Given records:
** START **
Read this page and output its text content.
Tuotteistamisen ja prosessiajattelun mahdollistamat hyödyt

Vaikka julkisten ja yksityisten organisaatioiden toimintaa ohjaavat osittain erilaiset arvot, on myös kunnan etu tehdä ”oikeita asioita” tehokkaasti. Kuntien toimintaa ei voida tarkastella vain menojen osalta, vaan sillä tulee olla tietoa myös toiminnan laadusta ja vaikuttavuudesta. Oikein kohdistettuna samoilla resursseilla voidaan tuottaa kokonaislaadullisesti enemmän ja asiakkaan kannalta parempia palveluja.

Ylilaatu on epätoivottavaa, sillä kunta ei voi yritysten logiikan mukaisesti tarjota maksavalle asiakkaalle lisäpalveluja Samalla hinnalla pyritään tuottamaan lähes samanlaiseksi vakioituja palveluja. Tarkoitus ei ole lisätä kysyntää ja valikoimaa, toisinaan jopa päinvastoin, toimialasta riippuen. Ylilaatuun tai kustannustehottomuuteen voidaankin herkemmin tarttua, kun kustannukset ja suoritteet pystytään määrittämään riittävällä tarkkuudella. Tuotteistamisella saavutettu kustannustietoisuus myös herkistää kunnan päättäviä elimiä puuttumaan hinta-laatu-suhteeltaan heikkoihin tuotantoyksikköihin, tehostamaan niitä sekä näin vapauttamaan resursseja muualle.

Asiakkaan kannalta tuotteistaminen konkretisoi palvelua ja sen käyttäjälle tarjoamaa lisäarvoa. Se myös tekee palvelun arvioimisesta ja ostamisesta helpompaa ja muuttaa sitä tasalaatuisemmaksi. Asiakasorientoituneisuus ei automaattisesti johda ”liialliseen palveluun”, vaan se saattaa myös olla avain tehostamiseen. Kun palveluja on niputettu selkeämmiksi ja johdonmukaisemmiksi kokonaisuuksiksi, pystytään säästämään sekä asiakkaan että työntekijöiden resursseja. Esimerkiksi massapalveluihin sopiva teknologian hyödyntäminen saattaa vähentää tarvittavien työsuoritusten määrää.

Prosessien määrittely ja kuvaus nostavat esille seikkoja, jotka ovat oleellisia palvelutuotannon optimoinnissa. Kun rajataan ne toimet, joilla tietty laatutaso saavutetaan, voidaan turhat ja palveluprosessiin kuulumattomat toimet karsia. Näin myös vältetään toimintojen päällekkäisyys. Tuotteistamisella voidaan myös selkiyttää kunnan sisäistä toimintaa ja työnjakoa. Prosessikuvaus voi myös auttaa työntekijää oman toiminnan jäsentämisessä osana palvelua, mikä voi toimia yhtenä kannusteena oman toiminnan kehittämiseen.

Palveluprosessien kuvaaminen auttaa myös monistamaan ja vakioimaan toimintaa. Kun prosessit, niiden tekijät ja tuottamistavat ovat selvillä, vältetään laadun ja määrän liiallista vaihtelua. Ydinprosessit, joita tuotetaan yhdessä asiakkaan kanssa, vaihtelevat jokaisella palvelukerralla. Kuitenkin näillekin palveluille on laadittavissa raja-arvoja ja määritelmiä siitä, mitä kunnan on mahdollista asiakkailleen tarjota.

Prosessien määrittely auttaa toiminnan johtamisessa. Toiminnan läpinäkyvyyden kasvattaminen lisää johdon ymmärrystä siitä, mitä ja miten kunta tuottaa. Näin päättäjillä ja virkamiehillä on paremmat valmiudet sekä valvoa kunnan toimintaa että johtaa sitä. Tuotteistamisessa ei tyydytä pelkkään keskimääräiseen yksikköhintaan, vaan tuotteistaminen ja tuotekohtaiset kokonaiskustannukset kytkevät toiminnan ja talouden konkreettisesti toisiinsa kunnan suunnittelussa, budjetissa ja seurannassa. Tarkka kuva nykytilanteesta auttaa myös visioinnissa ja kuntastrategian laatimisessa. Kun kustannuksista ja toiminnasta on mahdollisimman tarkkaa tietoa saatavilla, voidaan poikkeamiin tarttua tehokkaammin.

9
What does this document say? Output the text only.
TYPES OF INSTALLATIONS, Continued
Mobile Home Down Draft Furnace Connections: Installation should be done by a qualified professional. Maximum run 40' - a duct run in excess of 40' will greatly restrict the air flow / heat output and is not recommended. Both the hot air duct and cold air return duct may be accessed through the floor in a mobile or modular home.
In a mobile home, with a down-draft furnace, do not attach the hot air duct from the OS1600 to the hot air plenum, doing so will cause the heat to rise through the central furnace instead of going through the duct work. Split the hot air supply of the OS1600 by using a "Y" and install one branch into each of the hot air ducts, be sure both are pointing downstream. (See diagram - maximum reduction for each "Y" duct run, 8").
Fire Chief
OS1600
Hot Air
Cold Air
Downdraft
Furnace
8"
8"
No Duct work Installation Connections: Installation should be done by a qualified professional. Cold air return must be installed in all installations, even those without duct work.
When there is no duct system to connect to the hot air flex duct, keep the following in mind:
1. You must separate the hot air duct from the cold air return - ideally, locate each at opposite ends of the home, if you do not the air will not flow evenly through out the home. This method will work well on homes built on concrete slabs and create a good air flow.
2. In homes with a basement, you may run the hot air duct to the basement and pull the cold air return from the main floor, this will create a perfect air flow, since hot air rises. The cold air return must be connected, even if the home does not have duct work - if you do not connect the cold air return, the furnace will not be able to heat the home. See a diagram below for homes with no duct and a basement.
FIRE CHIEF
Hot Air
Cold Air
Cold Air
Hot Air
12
** END **
Written exercise: Repeat the records above in full, character for character.

Exercise result:
Read this page and output its text content.
Tuotteistamisen ja prosessiajattelun mahdollistamat hyödyt

Vaikka julkisten ja yksityisten organisaatioiden toimintaa ohjaavat osittain erilaiset arvot, on myös kunnan etu tehdä ”oikeita asioita” tehokkaasti. Kuntien toimintaa ei voida tarkastella vain menojen osalta, vaan sillä tulee olla tietoa myös toiminnan laadusta ja vaikuttavuudesta. Oikein kohdistettuna samoilla resursseilla voidaan tuottaa kokonaislaadullisesti enemmän ja asiakkaan kannalta parempia palveluja.

Ylilaatu on epätoivottavaa, sillä kunta ei voi yritysten logiikan mukaisesti tarjota maksavalle asiakkaalle lisäpalveluja Samalla hinnalla pyritään tuottamaan lähes samanlaiseksi vakioituja palveluja. Tarkoitus ei ole lisätä kysyntää ja valikoimaa, toisinaan jopa päinvastoin, toimialasta riippuen. Ylilaatuun tai kustannustehottomuuteen voidaankin herkemmin tarttua, kun kustannukset ja suoritteet pystytään määrittämään riittävällä tarkkuudella. Tuotteistamisella saavutettu kustannustietoisuus myös herkistää kunnan päättäviä elimiä puuttumaan hinta-laatu-suhteeltaan heikkoihin tuotantoyksikköihin, tehostamaan niitä sekä näin vapauttamaan resursseja muualle.

Asiakkaan kannalta tuotteistaminen konkretisoi palvelua ja sen käyttäjälle tarjoamaa lisäarvoa. Se myös tekee palvelun arvioimisesta ja ostamisesta helpompaa ja muuttaa sitä tasalaatuisemmaksi. Asiakasorientoituneisuus ei automaattisesti johda ”liialliseen palveluun”, vaan se saattaa myös olla avain tehostamiseen. Kun palveluja on niputettu selkeämmiksi ja johdonmukaisemmiksi kokonaisuuksiksi, pystytään säästämään sekä asiakkaan että työntekijöiden resursseja. Esimerkiksi massapalveluihin sopiva teknologian hyödyntäminen saattaa vähentää tarvittavien työsuoritusten määrää.

Prosessien määrittely ja kuvaus nostavat esille seikkoja, jotka ovat oleellisia palvelutuotannon optimoinnissa. Kun rajataan ne toimet, joilla tietty laatutaso saavutetaan, voidaan turhat ja palveluprosessiin kuulumattomat toimet karsia. Näin myös vältetään toimintojen päällekkäisyys. Tuotteistamisella voidaan myös selkiyttää kunnan sisäistä toimintaa ja työnjakoa. Prosessikuvaus voi myös auttaa työntekijää oman toiminnan jäsentämisessä osana palvelua, mikä voi toimia yhtenä kannusteena oman toiminnan kehittämiseen.

Palveluprosessien kuvaaminen auttaa myös monistamaan ja vakioimaan toimintaa. Kun prosessit, niiden tekijät ja tuottamistavat ovat selvillä, vältetään laadun ja määrän liiallista vaihtelua. Ydinprosessit, joita tuotetaan yhdessä asiakkaan kanssa, vaihtelevat jokaisella palvelukerralla. Kuitenkin näillekin palveluille on laadittavissa raja-arvoja ja määritelmiä siitä, mitä kunnan on mahdollista asiakkailleen tarjota.

Prosessien määrittely auttaa toiminnan johtamisessa. Toiminnan läpinäkyvyyden kasvattaminen lisää johdon ymmärrystä siitä, mitä ja miten kunta tuottaa. Näin päättäjillä ja virkamiehillä on paremmat valmiudet sekä valvoa kunnan toimintaa että johtaa sitä. Tuotteistamisessa ei tyydytä pelkkään keskimääräiseen yksikköhintaan, vaan tuotteistaminen ja tuotekohtaiset kokonaiskustannukset kytkevät toiminnan ja talouden konkreettisesti toisiinsa kunnan suunnittelussa, budjetissa ja seurannassa. Tarkka kuva nykytilanteesta auttaa myös visioinnissa ja kuntastrategian laatimisessa. Kun kustannuksista ja toiminnasta on mahdollisimman tarkkaa tietoa saatavilla, voidaan poikkeamiin tarttua tehokkaammin.

9
What does this document say? Output the text only.
TYPES OF INSTALLATIONS, Continued
Mobile Home Down Draft Furnace Connections: Installation should be done by a qualified professional. Maximum run 40' - a duct run in excess of 40' will greatly restrict the air flow / heat output and is not recommended. Both the hot air duct and cold air return duct may be accessed through the floor in a mobile or modular home.
In a mobile home, with a down-draft furnace, do not attach the hot air duct from the OS1600 to the hot air plenum, doing so will cause the heat to rise through the central furnace instead of going through the duct work. Split the hot air supply of the OS1600 by using a "Y" and install one branch into each of the hot air ducts, be sure both are pointing downstream. (See diagram - maximum reduction for each "Y" duct run, 8").
Fire Chief
OS1600
Hot Air
Cold Air
Downdraft
Furnace
8"
8"
No Duct work Installation Connections: Installation should be done by a qualified professional. Cold air return must be installed in all installations, even those without duct work.
When there is no duct system to connect to the hot air flex duct, keep the following in mind:
1. You must separate the hot air duct from the cold air return - ideally, locate each at opposite ends of the home, if you do not the air will not flow evenly through out the home. This method will work well on homes built on concrete slabs and create a good air flow.
2. In homes with a basement, you may run the hot air duct to the basement and pull the cold air return from the main floor, this will create a perfect air flow, since hot air rises. The cold air return must be connected, even if the home does not have duct work - if you do not connect the cold air return, the furnace will not be able to heat the home. See a diagram below for homes with no duct and a basement.
FIRE CHIEF
Hot Air
Cold Air
Cold Air
Hot Air
12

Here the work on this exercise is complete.